-- START --

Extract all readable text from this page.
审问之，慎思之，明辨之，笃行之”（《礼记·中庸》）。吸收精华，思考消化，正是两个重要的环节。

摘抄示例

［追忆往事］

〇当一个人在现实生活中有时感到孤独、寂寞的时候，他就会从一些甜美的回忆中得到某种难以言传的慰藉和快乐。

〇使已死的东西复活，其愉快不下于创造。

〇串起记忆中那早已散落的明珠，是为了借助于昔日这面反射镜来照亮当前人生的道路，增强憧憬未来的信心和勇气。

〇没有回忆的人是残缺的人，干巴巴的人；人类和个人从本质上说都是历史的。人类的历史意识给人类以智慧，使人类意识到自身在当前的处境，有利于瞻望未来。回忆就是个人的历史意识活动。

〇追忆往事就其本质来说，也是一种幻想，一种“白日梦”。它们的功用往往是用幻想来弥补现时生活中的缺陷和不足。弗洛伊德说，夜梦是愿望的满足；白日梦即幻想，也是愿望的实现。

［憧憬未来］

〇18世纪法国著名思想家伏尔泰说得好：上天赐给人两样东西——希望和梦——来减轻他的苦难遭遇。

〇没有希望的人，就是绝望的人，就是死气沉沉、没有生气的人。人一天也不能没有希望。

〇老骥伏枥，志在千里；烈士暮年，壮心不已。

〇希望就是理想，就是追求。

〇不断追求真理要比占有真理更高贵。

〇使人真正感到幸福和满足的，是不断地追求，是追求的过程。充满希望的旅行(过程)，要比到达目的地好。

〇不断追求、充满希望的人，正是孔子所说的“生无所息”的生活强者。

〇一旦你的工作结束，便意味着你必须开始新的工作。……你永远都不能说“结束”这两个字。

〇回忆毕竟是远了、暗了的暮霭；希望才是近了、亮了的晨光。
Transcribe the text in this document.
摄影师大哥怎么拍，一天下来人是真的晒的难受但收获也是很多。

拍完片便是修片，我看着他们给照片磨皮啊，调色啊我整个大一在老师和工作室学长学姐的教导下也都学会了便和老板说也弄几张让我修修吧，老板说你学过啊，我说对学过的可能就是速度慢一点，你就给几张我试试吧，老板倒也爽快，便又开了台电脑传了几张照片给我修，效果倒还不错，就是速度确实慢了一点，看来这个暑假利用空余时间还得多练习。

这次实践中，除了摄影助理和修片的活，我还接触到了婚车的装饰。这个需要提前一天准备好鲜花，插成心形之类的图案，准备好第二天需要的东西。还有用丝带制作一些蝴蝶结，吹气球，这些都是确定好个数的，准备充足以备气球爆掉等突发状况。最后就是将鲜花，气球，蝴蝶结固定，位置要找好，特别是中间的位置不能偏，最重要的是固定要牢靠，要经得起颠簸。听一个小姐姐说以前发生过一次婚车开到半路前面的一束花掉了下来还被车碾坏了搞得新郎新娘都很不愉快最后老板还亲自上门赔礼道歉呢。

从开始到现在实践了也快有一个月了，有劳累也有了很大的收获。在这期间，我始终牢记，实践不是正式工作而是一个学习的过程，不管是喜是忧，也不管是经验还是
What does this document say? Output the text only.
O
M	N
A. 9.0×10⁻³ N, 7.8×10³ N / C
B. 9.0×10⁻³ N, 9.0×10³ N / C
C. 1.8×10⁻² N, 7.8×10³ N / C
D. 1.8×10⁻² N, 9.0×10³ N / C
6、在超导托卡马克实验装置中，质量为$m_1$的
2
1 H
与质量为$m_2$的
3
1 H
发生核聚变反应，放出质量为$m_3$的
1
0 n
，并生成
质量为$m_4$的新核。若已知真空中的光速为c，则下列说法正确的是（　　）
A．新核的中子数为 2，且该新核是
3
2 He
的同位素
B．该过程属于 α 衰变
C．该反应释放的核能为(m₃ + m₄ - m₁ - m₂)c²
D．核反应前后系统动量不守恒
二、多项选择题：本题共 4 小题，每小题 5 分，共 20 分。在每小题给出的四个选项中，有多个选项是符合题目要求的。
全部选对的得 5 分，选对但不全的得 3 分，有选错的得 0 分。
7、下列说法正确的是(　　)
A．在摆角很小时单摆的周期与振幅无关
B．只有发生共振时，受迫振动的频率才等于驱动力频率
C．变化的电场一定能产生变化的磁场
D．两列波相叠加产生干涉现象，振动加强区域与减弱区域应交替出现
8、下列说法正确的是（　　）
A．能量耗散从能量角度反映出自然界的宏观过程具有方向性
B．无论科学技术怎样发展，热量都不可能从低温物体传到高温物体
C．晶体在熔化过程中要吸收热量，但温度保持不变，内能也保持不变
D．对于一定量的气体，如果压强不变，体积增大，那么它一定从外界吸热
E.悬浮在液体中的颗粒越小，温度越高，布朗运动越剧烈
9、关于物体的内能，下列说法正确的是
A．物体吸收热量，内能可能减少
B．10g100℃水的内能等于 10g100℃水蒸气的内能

-- END --

## WHAT YOU ARE ASKED TO DO:
Count every line of the records that holds "text". State the number, nothing else.

## SOLUTION FOR THIS EXERCISE:
3